▶ Given records
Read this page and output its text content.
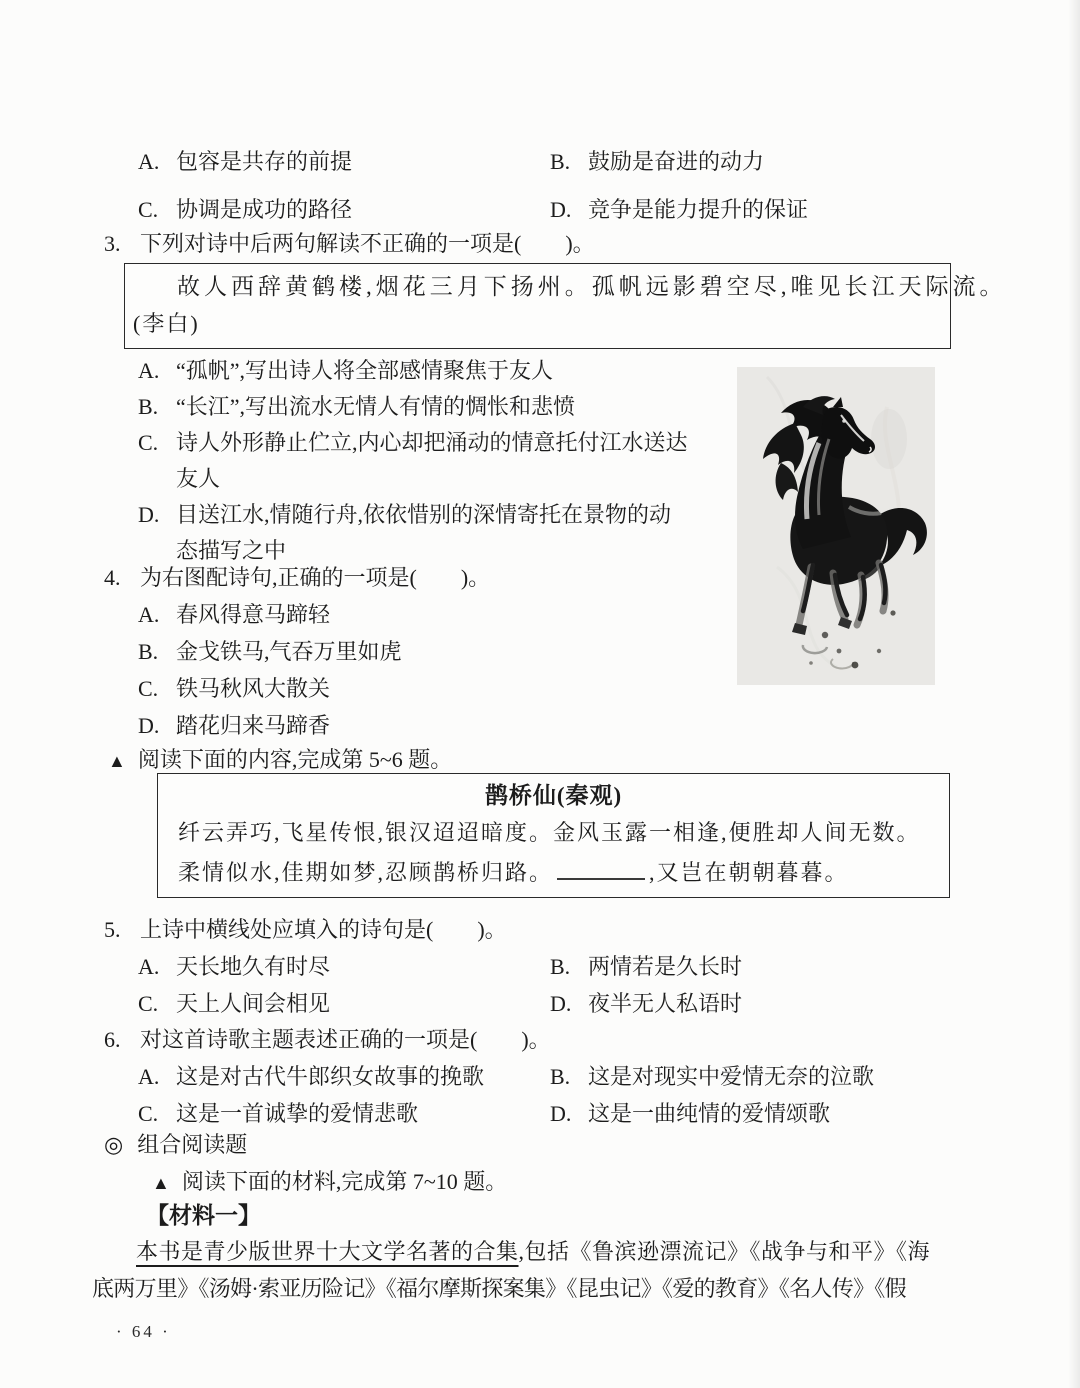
A. 包容是共存的前提	B. 鼓励是奋进的动力
C. 协调是成功的路径	D. 竞争是能力提升的保证
3. 下列对诗中后两句解读不正确的一项是(　　)。
故人西辞黄鹤楼,烟花三月下扬州。孤帆远影碧空尽,唯见长江天际流。
(李白)
A. “孤帆”,写出诗人将全部感情聚焦于友人
B. “长江”,写出流水无情人有情的惆怅和悲愤
C. 诗人外形静止伫立,内心却把涌动的情意托付江水送达
友人
D. 目送江水,情随行舟,依依惜别的深情寄托在景物的动
态描写之中
4. 为右图配诗句,正确的一项是(　　)。
A. 春风得意马蹄轻
B. 金戈铁马,气吞万里如虎
C. 铁马秋风大散关
D. 踏花归来马蹄香
▲ 阅读下面的内容,完成第 5~6 题。
鹊桥仙(秦观)
纤云弄巧,飞星传恨,银汉迢迢暗度。金风玉露一相逢,便胜却人间无数。
柔情似水,佳期如梦,忍顾鹊桥归路。	,又岂在朝朝暮暮。
5. 上诗中横线处应填入的诗句是(　　)。
A. 天长地久有时尽	B. 两情若是久长时
C. 天上人间会相见	D. 夜半无人私语时
6. 对这首诗歌主题表述正确的一项是(　　)。
A. 这是对古代牛郎织女故事的挽歌	B. 这是对现实中爱情无奈的泣歌
C. 这是一首诚挚的爱情悲歌	D. 这是一曲纯情的爱情颂歌
◎ 组合阅读题
▲ 阅读下面的材料,完成第 7~10 题。
【材料一】
本书是青少版世界十大文学名著的合集,包括《鲁滨逊漂流记》《战争与和平》《海
底两万里》《汤姆·索亚历险记》《福尔摩斯探案集》《昆虫记》《爱的教育》《名人传》《假
· 64 ·
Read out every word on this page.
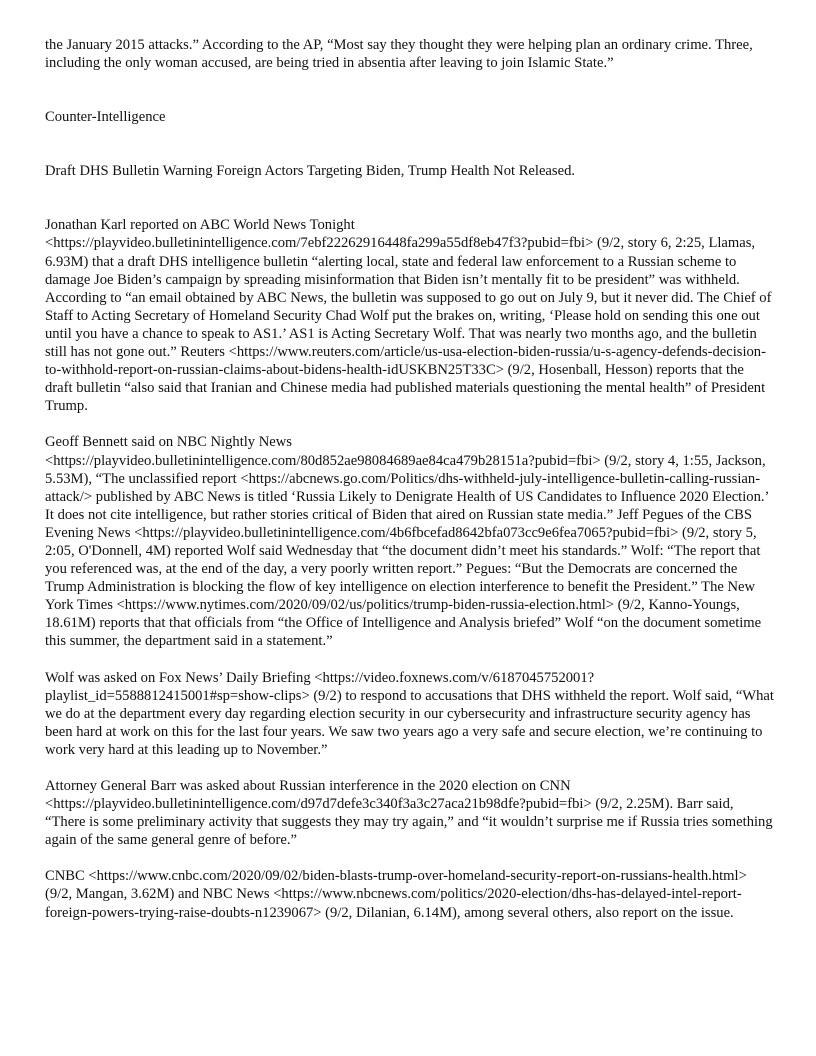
the January 2015 attacks.” According to the AP, “Most say they thought they were helping plan an ordinary crime. Three, including the only woman accused, are being tried in absentia after leaving to join Islamic State.”

Counter-Intelligence

Draft DHS Bulletin Warning Foreign Actors Targeting Biden, Trump Health Not Released.

Jonathan Karl reported on ABC World News Tonight <https://playvideo.bulletinintelligence.com/7ebf22262916448fa299a55df8eb47f3?pubid=fbi> (9/2, story 6, 2:25, Llamas, 6.93M) that a draft DHS intelligence bulletin “alerting local, state and federal law enforcement to a Russian scheme to damage Joe Biden’s campaign by spreading misinformation that Biden isn’t mentally fit to be president” was withheld. According to “an email obtained by ABC News, the bulletin was supposed to go out on July 9, but it never did. The Chief of Staff to Acting Secretary of Homeland Security Chad Wolf put the brakes on, writing, ‘Please hold on sending this one out until you have a chance to speak to AS1.’ AS1 is Acting Secretary Wolf. That was nearly two months ago, and the bulletin still has not gone out.” Reuters <https://www.reuters.com/article/us-usa-election-biden-russia/u-s-agency-defends-decision-to-withhold-report-on-russian-claims-about-bidens-health-idUSKBN25T33C> (9/2, Hosenball, Hesson) reports that the draft bulletin “also said that Iranian and Chinese media had published materials questioning the mental health” of President Trump.

Geoff Bennett said on NBC Nightly News <https://playvideo.bulletinintelligence.com/80d852ae98084689ae84ca479b28151a?pubid=fbi> (9/2, story 4, 1:55, Jackson, 5.53M), “The unclassified report <https://abcnews.go.com/Politics/dhs-withheld-july-intelligence-bulletin-calling-russian-attack/> published by ABC News is titled ‘Russia Likely to Denigrate Health of US Candidates to Influence 2020 Election.’ It does not cite intelligence, but rather stories critical of Biden that aired on Russian state media.” Jeff Pegues of the CBS Evening News <https://playvideo.bulletinintelligence.com/4b6fbcefad8642bfa073cc9e6fea7065?pubid=fbi> (9/2, story 5, 2:05, O'Donnell, 4M) reported Wolf said Wednesday that “the document didn’t meet his standards.” Wolf: “The report that you referenced was, at the end of the day, a very poorly written report.” Pegues: “But the Democrats are concerned the Trump Administration is blocking the flow of key intelligence on election interference to benefit the President.” The New York Times <https://www.nytimes.com/2020/09/02/us/politics/trump-biden-russia-election.html> (9/2, Kanno-Youngs, 18.61M) reports that that officials from “the Office of Intelligence and Analysis briefed” Wolf “on the document sometime this summer, the department said in a statement.”

Wolf was asked on Fox News’ Daily Briefing <https://video.foxnews.com/v/6187045752001?playlist_id=5588812415001#sp=show-clips> (9/2) to respond to accusations that DHS withheld the report. Wolf said, “What we do at the department every day regarding election security in our cybersecurity and infrastructure security agency has been hard at work on this for the last four years. We saw two years ago a very safe and secure election, we’re continuing to work very hard at this leading up to November.”

Attorney General Barr was asked about Russian interference in the 2020 election on CNN <https://playvideo.bulletinintelligence.com/d97d7defe3c340f3a3c27aca21b98dfe?pubid=fbi> (9/2, 2.25M). Barr said, “There is some preliminary activity that suggests they may try again,” and “it wouldn’t surprise me if Russia tries something again of the same general genre of before.”

CNBC <https://www.cnbc.com/2020/09/02/biden-blasts-trump-over-homeland-security-report-on-russians-health.html> (9/2, Mangan, 3.62M) and NBC News <https://www.nbcnews.com/politics/2020-election/dhs-has-delayed-intel-report-foreign-powers-trying-raise-doubts-n1239067> (9/2, Dilanian, 6.14M), among several others, also report on the issue.
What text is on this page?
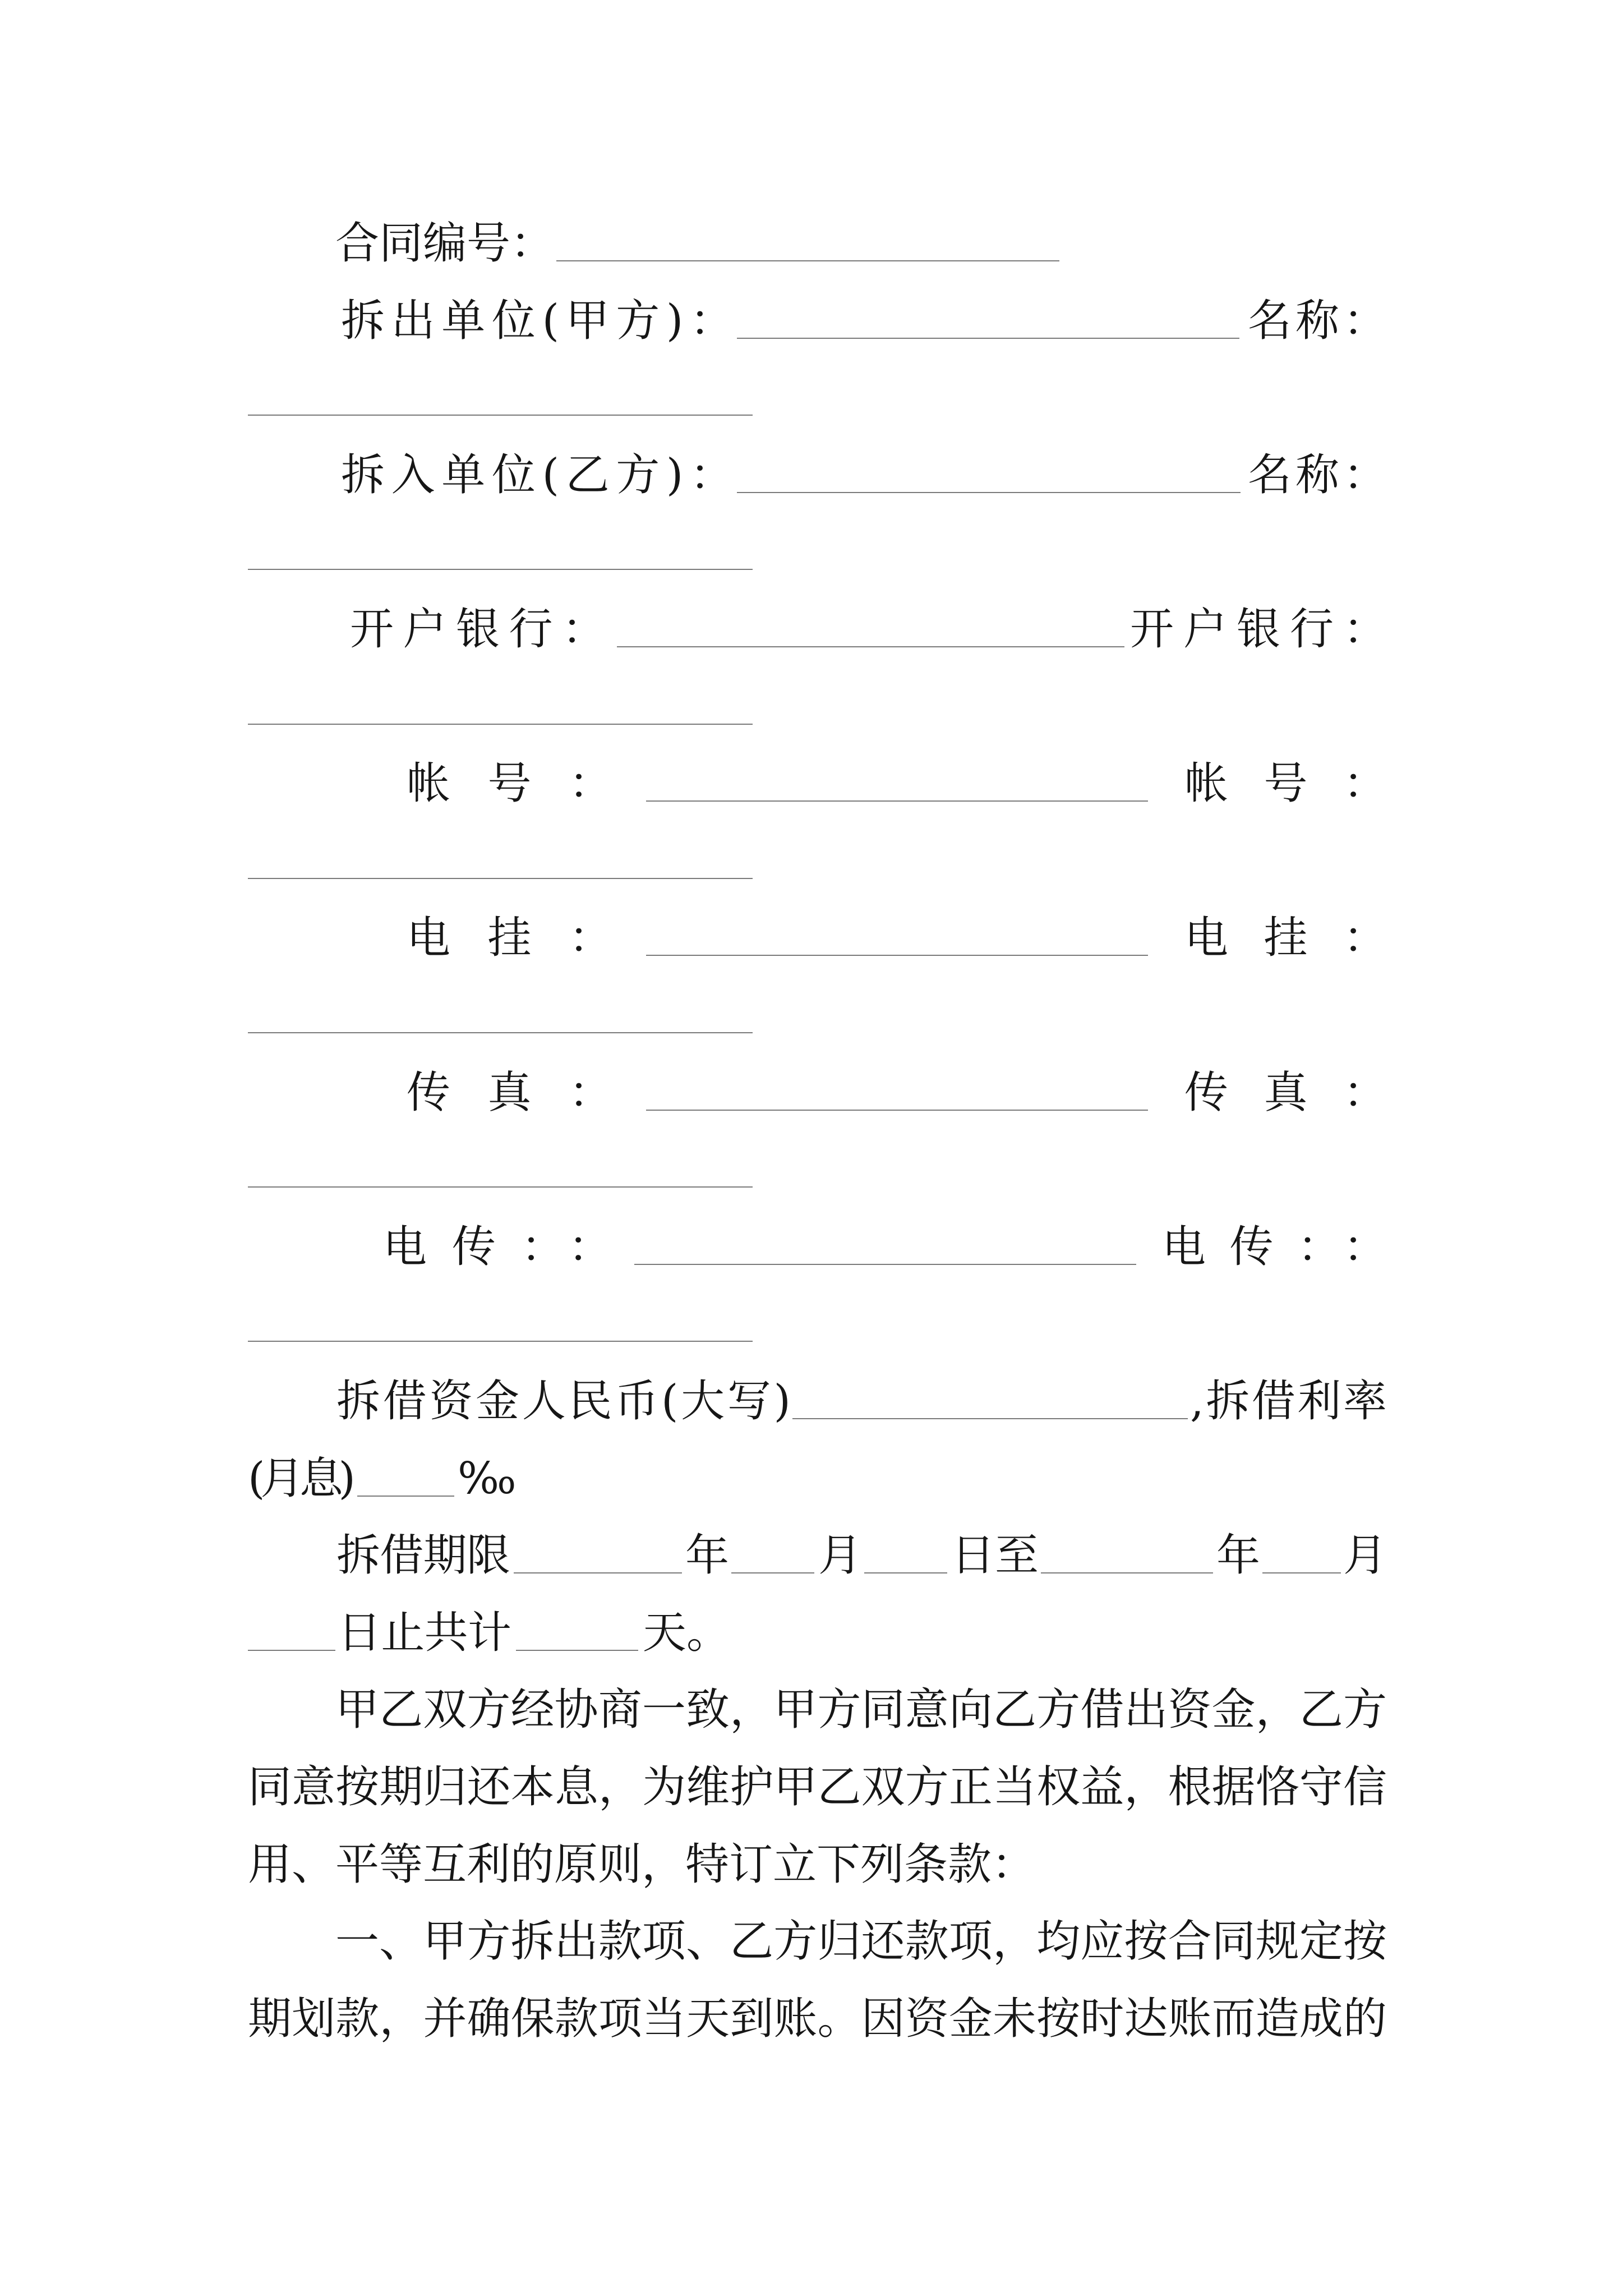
合同编号：
拆出单位(甲方)：	名称：
拆入单位(乙方)：	名称：
开户银行：	开户银行：
帐号：	帐号：
电挂：	电挂：
传真：	传真：
电传：：	电传：：
拆借资金人民币(大写)	,拆借利率
(月息) ‰
拆借期限	年 月 日至	年 月
日止共计	天。
甲乙双方经协商一致，甲方同意向乙方借出资金，乙方
同意按期归还本息，为维护甲乙双方正当权益，根据恪守信
用、平等互利的原则，特订立下列条款：
一、甲方拆出款项、乙方归还款项，均应按合同规定按
期划款，并确保款项当天到账。因资金未按时达账而造成的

▶ Instruction
Where a line in the material above holds "text", copy that line.

▶ Exercise answer
Read this page and output its text content.
What text is on this page?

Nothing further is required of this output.